■ Your goal ■
In the entries that follow, find the word "amet" and report each line it is on.

##############################

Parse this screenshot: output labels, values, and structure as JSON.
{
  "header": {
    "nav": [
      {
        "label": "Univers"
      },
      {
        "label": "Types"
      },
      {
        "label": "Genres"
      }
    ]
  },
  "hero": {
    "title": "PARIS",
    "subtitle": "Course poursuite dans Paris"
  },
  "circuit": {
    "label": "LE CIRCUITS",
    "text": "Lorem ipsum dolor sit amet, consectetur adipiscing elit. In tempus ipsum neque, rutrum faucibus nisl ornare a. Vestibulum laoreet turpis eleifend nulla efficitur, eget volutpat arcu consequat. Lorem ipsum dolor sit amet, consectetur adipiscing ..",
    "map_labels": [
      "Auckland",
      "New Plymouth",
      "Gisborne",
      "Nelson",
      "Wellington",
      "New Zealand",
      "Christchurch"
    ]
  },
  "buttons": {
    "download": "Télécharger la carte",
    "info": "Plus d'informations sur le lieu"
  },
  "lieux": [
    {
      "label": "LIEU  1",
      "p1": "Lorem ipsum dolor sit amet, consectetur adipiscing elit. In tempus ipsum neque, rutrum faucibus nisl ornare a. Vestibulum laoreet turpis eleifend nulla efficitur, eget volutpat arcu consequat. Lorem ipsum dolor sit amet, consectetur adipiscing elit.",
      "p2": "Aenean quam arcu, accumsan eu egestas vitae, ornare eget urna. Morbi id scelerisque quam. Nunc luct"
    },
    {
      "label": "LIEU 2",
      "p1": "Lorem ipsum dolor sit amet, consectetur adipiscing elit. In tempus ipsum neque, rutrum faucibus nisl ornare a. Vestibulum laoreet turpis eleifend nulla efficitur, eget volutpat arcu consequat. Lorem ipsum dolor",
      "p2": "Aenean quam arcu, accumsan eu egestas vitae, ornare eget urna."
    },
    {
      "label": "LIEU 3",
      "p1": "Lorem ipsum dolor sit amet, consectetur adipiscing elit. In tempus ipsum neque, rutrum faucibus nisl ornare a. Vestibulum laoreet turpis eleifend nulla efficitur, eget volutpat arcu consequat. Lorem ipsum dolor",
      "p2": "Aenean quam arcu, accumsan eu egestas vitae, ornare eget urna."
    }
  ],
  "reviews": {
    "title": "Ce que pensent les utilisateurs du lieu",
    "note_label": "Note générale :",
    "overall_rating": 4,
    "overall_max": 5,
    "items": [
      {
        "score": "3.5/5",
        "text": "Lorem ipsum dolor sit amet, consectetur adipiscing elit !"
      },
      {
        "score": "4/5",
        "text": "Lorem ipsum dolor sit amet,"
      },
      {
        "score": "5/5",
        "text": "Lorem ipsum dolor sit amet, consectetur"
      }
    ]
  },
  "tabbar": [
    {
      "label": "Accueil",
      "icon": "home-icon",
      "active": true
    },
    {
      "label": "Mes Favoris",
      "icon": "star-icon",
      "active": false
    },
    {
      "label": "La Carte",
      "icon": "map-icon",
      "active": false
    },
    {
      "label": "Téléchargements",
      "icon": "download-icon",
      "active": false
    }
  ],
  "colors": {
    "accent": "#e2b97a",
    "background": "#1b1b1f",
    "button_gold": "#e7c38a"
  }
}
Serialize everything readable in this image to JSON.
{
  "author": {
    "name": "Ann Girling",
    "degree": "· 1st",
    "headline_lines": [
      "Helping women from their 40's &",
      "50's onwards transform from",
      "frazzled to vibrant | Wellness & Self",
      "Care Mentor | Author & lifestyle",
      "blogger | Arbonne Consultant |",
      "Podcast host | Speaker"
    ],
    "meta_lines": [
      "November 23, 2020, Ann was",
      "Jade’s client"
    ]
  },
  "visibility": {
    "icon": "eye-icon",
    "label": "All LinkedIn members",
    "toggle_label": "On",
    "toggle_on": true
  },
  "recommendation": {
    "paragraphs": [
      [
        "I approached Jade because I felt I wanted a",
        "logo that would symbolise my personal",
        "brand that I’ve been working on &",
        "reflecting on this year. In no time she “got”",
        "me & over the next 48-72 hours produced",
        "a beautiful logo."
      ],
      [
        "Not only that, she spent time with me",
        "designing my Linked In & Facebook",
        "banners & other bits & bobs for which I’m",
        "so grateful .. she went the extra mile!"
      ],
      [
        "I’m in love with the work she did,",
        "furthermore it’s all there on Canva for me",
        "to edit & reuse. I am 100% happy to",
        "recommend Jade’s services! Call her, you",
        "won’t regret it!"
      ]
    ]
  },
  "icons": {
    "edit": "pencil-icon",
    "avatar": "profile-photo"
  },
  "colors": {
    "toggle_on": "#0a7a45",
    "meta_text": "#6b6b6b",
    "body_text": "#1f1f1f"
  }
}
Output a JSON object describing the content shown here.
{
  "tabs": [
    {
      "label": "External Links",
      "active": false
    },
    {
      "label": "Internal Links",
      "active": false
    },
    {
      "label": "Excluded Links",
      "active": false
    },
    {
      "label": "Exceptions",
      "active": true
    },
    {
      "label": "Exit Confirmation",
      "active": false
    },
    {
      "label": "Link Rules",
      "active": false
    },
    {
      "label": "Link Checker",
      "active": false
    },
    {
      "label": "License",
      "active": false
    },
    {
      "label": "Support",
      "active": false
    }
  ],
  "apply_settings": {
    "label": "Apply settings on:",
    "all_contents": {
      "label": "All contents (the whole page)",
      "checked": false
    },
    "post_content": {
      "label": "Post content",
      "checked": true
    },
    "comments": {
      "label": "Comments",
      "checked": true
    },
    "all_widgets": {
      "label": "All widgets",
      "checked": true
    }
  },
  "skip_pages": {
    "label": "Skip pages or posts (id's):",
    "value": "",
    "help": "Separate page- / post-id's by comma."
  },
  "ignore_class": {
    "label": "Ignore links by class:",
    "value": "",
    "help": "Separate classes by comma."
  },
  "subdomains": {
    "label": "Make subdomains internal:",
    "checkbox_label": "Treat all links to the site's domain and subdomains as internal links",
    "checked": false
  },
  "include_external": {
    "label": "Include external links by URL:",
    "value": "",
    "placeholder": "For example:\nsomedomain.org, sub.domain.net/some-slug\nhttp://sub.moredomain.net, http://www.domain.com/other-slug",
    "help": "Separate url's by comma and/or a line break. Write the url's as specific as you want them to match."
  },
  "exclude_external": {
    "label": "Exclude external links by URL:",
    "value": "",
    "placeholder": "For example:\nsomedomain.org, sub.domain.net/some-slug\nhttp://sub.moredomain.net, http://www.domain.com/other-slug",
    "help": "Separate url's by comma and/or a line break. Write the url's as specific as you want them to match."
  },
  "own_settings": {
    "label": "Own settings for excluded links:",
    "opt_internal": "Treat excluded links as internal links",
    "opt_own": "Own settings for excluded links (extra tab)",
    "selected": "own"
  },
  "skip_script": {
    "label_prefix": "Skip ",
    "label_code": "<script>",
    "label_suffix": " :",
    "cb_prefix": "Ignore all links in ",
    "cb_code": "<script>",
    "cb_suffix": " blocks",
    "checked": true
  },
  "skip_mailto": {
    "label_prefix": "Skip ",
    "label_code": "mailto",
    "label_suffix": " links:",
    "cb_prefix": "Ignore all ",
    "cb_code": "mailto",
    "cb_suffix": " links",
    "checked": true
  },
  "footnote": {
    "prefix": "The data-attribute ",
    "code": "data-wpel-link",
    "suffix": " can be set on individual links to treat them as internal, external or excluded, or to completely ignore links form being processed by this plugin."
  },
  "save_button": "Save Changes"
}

##############################

■ Solution to the problem ■
    "text": "Lorem ipsum dolor sit amet, consectetur adipiscing elit. In tempus ipsum neque, rutrum faucibus nisl ornare a. Vestibulum laoreet turpis eleifend nulla efficitur, eget volutpat arcu consequat. Lorem ipsum dolor sit amet, consectetur adipiscing ..",
      "p1": "Lorem ipsum dolor sit amet, consectetur adipiscing elit. In tempus ipsum neque, rutrum faucibus nisl ornare a. Vestibulum laoreet turpis eleifend nulla efficitur, eget volutpat arcu consequat. Lorem ipsum dolor sit amet, consectetur adipiscing elit.",
      "p1": "Lorem ipsum dolor sit amet, consectetur adipiscing elit. In tempus ipsum neque, rutrum faucibus nisl ornare a. Vestibulum laoreet turpis eleifend nulla efficitur, eget volutpat arcu consequat. Lorem ipsum dolor",
      "p1": "Lorem ipsum dolor sit amet, consectetur adipiscing elit. In tempus ipsum neque, rutrum faucibus nisl ornare a. Vestibulum laoreet turpis eleifend nulla efficitur, eget volutpat arcu consequat. Lorem ipsum dolor",
        "text": "Lorem ipsum dolor sit amet, consectetur adipiscing elit !"
        "text": "Lorem ipsum dolor sit amet,"
        "text": "Lorem ipsum dolor sit amet, consectetur"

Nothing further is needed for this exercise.